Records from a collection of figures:
%%
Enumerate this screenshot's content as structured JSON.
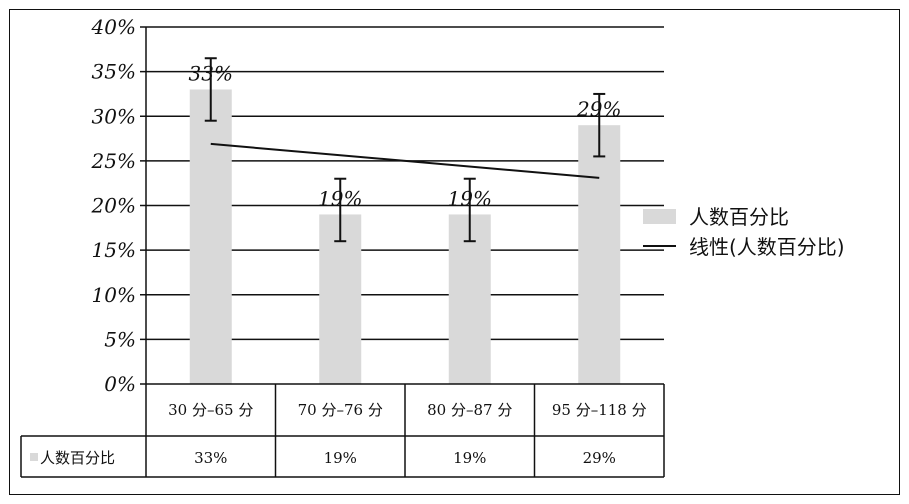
{
  "chart_data": {
    "type": "bar",
    "categories": [
      "30 分–65 分",
      "70 分–76 分",
      "80 分–87 分",
      "95 分–118 分"
    ],
    "series": [
      {
        "name": "人数百分比",
        "values": [
          33,
          19,
          19,
          29
        ],
        "data_labels": [
          "33%",
          "19%",
          "19%",
          "29%"
        ],
        "error_plus": [
          3.5,
          4,
          4,
          3.5
        ],
        "error_minus": [
          3.5,
          3,
          3,
          3.5
        ],
        "color": "#d9d9d9"
      }
    ],
    "trendline": {
      "name": "线性(人数百分比)",
      "start": 26.9,
      "end": 23.1,
      "color": "#111111"
    },
    "ylim": [
      0,
      40
    ],
    "yticks": [
      0,
      5,
      10,
      15,
      20,
      25,
      30,
      35,
      40
    ],
    "ytick_labels": [
      "0%",
      "5%",
      "10%",
      "15%",
      "20%",
      "25%",
      "30%",
      "35%",
      "40%"
    ],
    "grid": true,
    "legend_position": "right",
    "legend": [
      "人数百分比",
      "线性(人数百分比)"
    ],
    "data_table": {
      "row_label": "人数百分比",
      "values": [
        "33%",
        "19%",
        "19%",
        "29%"
      ]
    }
  }
}
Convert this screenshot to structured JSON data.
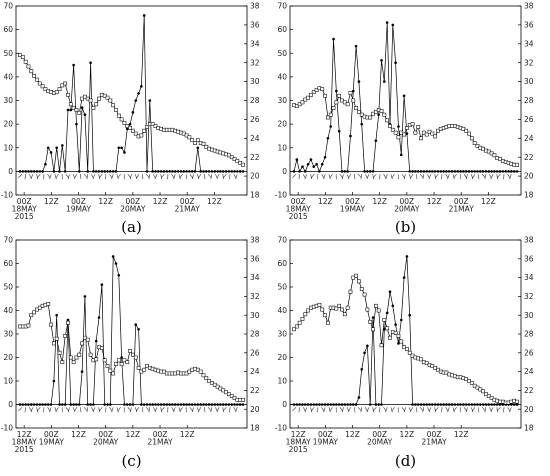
%%
• [Exercise aim]:
Output the data above without changes, apart from leaving out the pictures.

• [Answer to this exercise]:
Enumerate this screenshot's content as structured JSON.
{
  "chart_data": {
    "type": "bar",
    "categories": [
      "30 分–65 分",
      "70 分–76 分",
      "80 分–87 分",
      "95 分–118 分"
    ],
    "series": [
      {
        "name": "人数百分比",
        "values": [
          33,
          19,
          19,
          29
        ],
        "data_labels": [
          "33%",
          "19%",
          "19%",
          "29%"
        ],
        "error_plus": [
          3.5,
          4,
          4,
          3.5
        ],
        "error_minus": [
          3.5,
          3,
          3,
          3.5
        ],
        "color": "#d9d9d9"
      }
    ],
    "trendline": {
      "name": "线性(人数百分比)",
      "start": 26.9,
      "end": 23.1,
      "color": "#111111"
    },
    "ylim": [
      0,
      40
    ],
    "yticks": [
      0,
      5,
      10,
      15,
      20,
      25,
      30,
      35,
      40
    ],
    "ytick_labels": [
      "0%",
      "5%",
      "10%",
      "15%",
      "20%",
      "25%",
      "30%",
      "35%",
      "40%"
    ],
    "grid": true,
    "legend_position": "right",
    "legend": [
      "人数百分比",
      "线性(人数百分比)"
    ],
    "data_table": {
      "row_label": "人数百分比",
      "values": [
        "33%",
        "19%",
        "19%",
        "29%"
      ]
    }
  }
}
Convert this screenshot to structured JSON data.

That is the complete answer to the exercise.